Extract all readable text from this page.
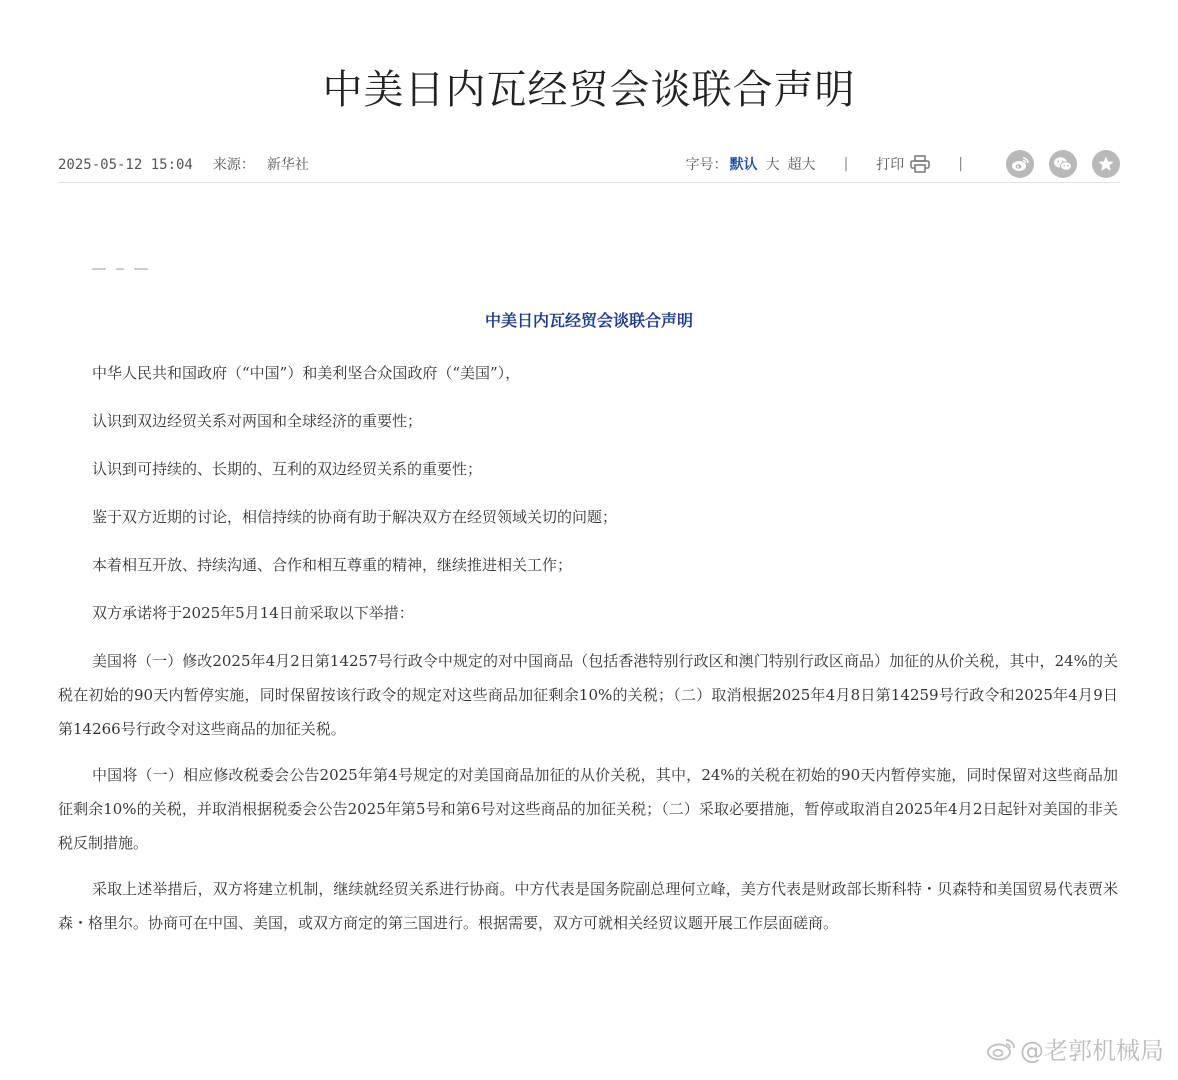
中美日内瓦经贸会谈联合声明
2025-05-12 15:04 来源： 新华社	字号： 默认 大 超大 | 打印	|
中美日内瓦经贸会谈联合声明

中华人民共和国政府（“中国”）和美利坚合众国政府（“美国”），

认识到双边经贸关系对两国和全球经济的重要性；

认识到可持续的、长期的、互利的双边经贸关系的重要性；

鉴于双方近期的讨论，相信持续的协商有助于解决双方在经贸领域关切的问题；

本着相互开放、持续沟通、合作和相互尊重的精神，继续推进相关工作；

双方承诺将于2025年5月14日前采取以下举措：

美国将（一）修改2025年4月2日第14257号行政令中规定的对中国商品（包括香港特别行政区和澳门特别行政区商品）加征的从价关税，其中，24%的关税在初始的90天内暂停实施，同时保留按该行政令的规定对这些商品加征剩余10%的关税；（二）取消根据2025年4月8日第14259号行政令和2025年4月9日第14266号行政令对这些商品的加征关税。

中国将（一）相应修改税委会公告2025年第4号规定的对美国商品加征的从价关税，其中，24%的关税在初始的90天内暂停实施，同时保留对这些商品加征剩余10%的关税，并取消根据税委会公告2025年第5号和第6号对这些商品的加征关税；（二）采取必要措施，暂停或取消自2025年4月2日起针对美国的非关税反制措施。

采取上述举措后，双方将建立机制，继续就经贸关系进行协商。中方代表是国务院副总理何立峰，美方代表是财政部长斯科特・贝森特和美国贸易代表贾米森・格里尔。协商可在中国、美国，或双方商定的第三国进行。根据需要，双方可就相关经贸议题开展工作层面磋商。

@老郭机械局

*What the task asks*: Pictures excluded, quote all the data above exactly.

*Reply*:
Extract all readable text from this page.
中美日内瓦经贸会谈联合声明
2025-05-12 15:04 来源： 新华社	字号： 默认 大 超大 | 打印	|
中美日内瓦经贸会谈联合声明

中华人民共和国政府（“中国”）和美利坚合众国政府（“美国”），

认识到双边经贸关系对两国和全球经济的重要性；

认识到可持续的、长期的、互利的双边经贸关系的重要性；

鉴于双方近期的讨论，相信持续的协商有助于解决双方在经贸领域关切的问题；

本着相互开放、持续沟通、合作和相互尊重的精神，继续推进相关工作；

双方承诺将于2025年5月14日前采取以下举措：

美国将（一）修改2025年4月2日第14257号行政令中规定的对中国商品（包括香港特别行政区和澳门特别行政区商品）加征的从价关税，其中，24%的关税在初始的90天内暂停实施，同时保留按该行政令的规定对这些商品加征剩余10%的关税；（二）取消根据2025年4月8日第14259号行政令和2025年4月9日第14266号行政令对这些商品的加征关税。

中国将（一）相应修改税委会公告2025年第4号规定的对美国商品加征的从价关税，其中，24%的关税在初始的90天内暂停实施，同时保留对这些商品加征剩余10%的关税，并取消根据税委会公告2025年第5号和第6号对这些商品的加征关税；（二）采取必要措施，暂停或取消自2025年4月2日起针对美国的非关税反制措施。

采取上述举措后，双方将建立机制，继续就经贸关系进行协商。中方代表是国务院副总理何立峰，美方代表是财政部长斯科特・贝森特和美国贸易代表贾米森・格里尔。协商可在中国、美国，或双方商定的第三国进行。根据需要，双方可就相关经贸议题开展工作层面磋商。

@老郭机械局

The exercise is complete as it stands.